**SET EXERCISE**: Can you rewrite the records below with every "menu-item" swapped for "menu-entry" and everything else left unchanged?

Layout element annotations:
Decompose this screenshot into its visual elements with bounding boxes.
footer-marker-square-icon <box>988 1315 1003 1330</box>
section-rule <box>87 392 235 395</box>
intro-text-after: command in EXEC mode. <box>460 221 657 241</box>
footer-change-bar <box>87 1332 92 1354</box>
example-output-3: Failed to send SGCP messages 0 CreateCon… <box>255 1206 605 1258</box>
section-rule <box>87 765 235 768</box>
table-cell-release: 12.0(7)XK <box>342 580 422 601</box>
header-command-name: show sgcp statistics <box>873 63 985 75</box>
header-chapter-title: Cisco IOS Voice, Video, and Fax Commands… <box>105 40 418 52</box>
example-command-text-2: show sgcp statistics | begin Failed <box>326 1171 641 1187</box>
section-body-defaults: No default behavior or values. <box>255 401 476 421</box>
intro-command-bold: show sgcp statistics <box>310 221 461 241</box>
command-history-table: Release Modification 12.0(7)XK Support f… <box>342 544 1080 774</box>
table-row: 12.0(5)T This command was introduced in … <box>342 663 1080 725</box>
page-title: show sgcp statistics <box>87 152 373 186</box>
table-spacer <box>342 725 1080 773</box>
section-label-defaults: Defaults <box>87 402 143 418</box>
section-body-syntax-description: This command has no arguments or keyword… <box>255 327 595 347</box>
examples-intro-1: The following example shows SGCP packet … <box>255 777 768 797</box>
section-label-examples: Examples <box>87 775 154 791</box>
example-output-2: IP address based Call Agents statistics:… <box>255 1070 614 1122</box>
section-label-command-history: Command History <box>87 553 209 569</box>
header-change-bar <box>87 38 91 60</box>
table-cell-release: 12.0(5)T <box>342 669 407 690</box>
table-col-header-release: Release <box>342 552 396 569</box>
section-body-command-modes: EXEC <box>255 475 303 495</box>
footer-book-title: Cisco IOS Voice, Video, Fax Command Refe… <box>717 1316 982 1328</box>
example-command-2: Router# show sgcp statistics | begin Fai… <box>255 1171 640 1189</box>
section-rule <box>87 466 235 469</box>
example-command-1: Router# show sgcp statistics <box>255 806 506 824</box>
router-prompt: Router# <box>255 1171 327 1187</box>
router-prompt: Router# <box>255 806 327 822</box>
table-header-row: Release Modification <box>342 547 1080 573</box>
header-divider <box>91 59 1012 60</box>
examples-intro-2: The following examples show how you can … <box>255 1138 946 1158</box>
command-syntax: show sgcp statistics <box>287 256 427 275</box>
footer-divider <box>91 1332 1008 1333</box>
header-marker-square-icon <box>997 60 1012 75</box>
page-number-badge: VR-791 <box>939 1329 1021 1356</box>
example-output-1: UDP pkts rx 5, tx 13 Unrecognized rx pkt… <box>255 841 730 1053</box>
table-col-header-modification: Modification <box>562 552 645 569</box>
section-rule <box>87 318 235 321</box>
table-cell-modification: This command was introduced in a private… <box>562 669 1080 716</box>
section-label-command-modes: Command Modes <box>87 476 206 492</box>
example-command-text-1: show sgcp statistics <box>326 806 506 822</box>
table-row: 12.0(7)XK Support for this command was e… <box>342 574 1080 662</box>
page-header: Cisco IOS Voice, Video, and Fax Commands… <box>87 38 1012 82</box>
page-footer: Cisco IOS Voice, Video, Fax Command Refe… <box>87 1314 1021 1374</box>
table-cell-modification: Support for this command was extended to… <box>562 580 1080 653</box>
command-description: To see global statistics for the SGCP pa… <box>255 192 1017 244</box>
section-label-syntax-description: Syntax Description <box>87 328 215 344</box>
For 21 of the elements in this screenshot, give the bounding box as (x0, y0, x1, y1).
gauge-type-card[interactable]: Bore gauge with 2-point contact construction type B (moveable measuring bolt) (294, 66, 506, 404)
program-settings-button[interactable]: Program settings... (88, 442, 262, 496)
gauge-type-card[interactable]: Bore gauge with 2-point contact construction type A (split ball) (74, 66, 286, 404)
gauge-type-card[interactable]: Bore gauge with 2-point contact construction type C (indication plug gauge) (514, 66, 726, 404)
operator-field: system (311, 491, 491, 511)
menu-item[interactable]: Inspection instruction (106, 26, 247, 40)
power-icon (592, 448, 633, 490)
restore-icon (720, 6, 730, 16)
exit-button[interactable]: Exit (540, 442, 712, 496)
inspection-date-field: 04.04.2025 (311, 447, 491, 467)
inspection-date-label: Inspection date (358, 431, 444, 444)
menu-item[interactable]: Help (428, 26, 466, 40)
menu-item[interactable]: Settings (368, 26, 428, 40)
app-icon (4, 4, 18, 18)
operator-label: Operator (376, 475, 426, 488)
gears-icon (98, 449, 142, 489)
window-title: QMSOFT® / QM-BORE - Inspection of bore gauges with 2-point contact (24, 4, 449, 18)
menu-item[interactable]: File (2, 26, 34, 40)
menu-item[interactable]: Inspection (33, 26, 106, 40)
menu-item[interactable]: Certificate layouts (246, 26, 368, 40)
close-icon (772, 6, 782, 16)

**RESULT FOR THIS TASK**:
Decompose this screenshot into its visual elements with bounding boxes.
footer-marker-square-icon <box>988 1315 1003 1330</box>
section-rule <box>87 392 235 395</box>
intro-text-after: command in EXEC mode. <box>460 221 657 241</box>
footer-change-bar <box>87 1332 92 1354</box>
example-output-3: Failed to send SGCP messages 0 CreateCon… <box>255 1206 605 1258</box>
section-rule <box>87 765 235 768</box>
table-cell-release: 12.0(7)XK <box>342 580 422 601</box>
header-command-name: show sgcp statistics <box>873 63 985 75</box>
header-chapter-title: Cisco IOS Voice, Video, and Fax Commands… <box>105 40 418 52</box>
example-command-text-2: show sgcp statistics | begin Failed <box>326 1171 641 1187</box>
section-body-defaults: No default behavior or values. <box>255 401 476 421</box>
intro-command-bold: show sgcp statistics <box>310 221 461 241</box>
command-history-table: Release Modification 12.0(7)XK Support f… <box>342 544 1080 774</box>
table-row: 12.0(5)T This command was introduced in … <box>342 663 1080 725</box>
page-title: show sgcp statistics <box>87 152 373 186</box>
table-spacer <box>342 725 1080 773</box>
section-label-defaults: Defaults <box>87 402 143 418</box>
section-body-syntax-description: This command has no arguments or keyword… <box>255 327 595 347</box>
examples-intro-1: The following example shows SGCP packet … <box>255 777 768 797</box>
section-label-examples: Examples <box>87 775 154 791</box>
example-output-2: IP address based Call Agents statistics:… <box>255 1070 614 1122</box>
section-label-command-history: Command History <box>87 553 209 569</box>
header-change-bar <box>87 38 91 60</box>
table-cell-release: 12.0(5)T <box>342 669 407 690</box>
table-col-header-release: Release <box>342 552 396 569</box>
section-body-command-modes: EXEC <box>255 475 303 495</box>
footer-book-title: Cisco IOS Voice, Video, Fax Command Refe… <box>717 1316 982 1328</box>
example-command-2: Router# show sgcp statistics | begin Fai… <box>255 1171 640 1189</box>
section-rule <box>87 466 235 469</box>
example-command-1: Router# show sgcp statistics <box>255 806 506 824</box>
router-prompt: Router# <box>255 1171 327 1187</box>
router-prompt: Router# <box>255 806 327 822</box>
table-header-row: Release Modification <box>342 547 1080 573</box>
header-divider <box>91 59 1012 60</box>
examples-intro-2: The following examples show how you can … <box>255 1138 946 1158</box>
command-syntax: show sgcp statistics <box>287 256 427 275</box>
footer-divider <box>91 1332 1008 1333</box>
header-marker-square-icon <box>997 60 1012 75</box>
page-number-badge: VR-791 <box>939 1329 1021 1356</box>
example-output-1: UDP pkts rx 5, tx 13 Unrecognized rx pkt… <box>255 841 730 1053</box>
table-col-header-modification: Modification <box>562 552 645 569</box>
section-rule <box>87 318 235 321</box>
table-cell-modification: This command was introduced in a private… <box>562 669 1080 716</box>
section-label-command-modes: Command Modes <box>87 476 206 492</box>
example-command-text-1: show sgcp statistics <box>326 806 506 822</box>
table-row: 12.0(7)XK Support for this command was e… <box>342 574 1080 662</box>
page-header: Cisco IOS Voice, Video, and Fax Commands… <box>87 38 1012 82</box>
page-footer: Cisco IOS Voice, Video, Fax Command Refe… <box>87 1314 1021 1374</box>
table-cell-modification: Support for this command was extended to… <box>562 580 1080 653</box>
command-description: To see global statistics for the SGCP pa… <box>255 192 1017 244</box>
section-label-syntax-description: Syntax Description <box>87 328 215 344</box>
For 21 of the elements in this screenshot, give the bounding box as (x0, y0, x1, y1).
gauge-type-card[interactable]: Bore gauge with 2-point contact construction type B (moveable measuring bolt) (294, 66, 506, 404)
program-settings-button[interactable]: Program settings... (88, 442, 262, 496)
gauge-type-card[interactable]: Bore gauge with 2-point contact construction type A (split ball) (74, 66, 286, 404)
gauge-type-card[interactable]: Bore gauge with 2-point contact construction type C (indication plug gauge) (514, 66, 726, 404)
operator-field: system (311, 491, 491, 511)
menu-entry[interactable]: Inspection instruction (106, 26, 247, 40)
power-icon (592, 448, 633, 490)
restore-icon (720, 6, 730, 16)
exit-button[interactable]: Exit (540, 442, 712, 496)
inspection-date-field: 04.04.2025 (311, 447, 491, 467)
inspection-date-label: Inspection date (358, 431, 444, 444)
menu-entry[interactable]: Help (428, 26, 466, 40)
menu-entry[interactable]: Settings (368, 26, 428, 40)
app-icon (4, 4, 18, 18)
operator-label: Operator (376, 475, 426, 488)
gears-icon (98, 449, 142, 489)
window-title: QMSOFT® / QM-BORE - Inspection of bore gauges with 2-point contact (24, 4, 449, 18)
menu-entry[interactable]: File (2, 26, 34, 40)
menu-entry[interactable]: Inspection (33, 26, 106, 40)
menu-entry[interactable]: Certificate layouts (246, 26, 368, 40)
close-icon (772, 6, 782, 16)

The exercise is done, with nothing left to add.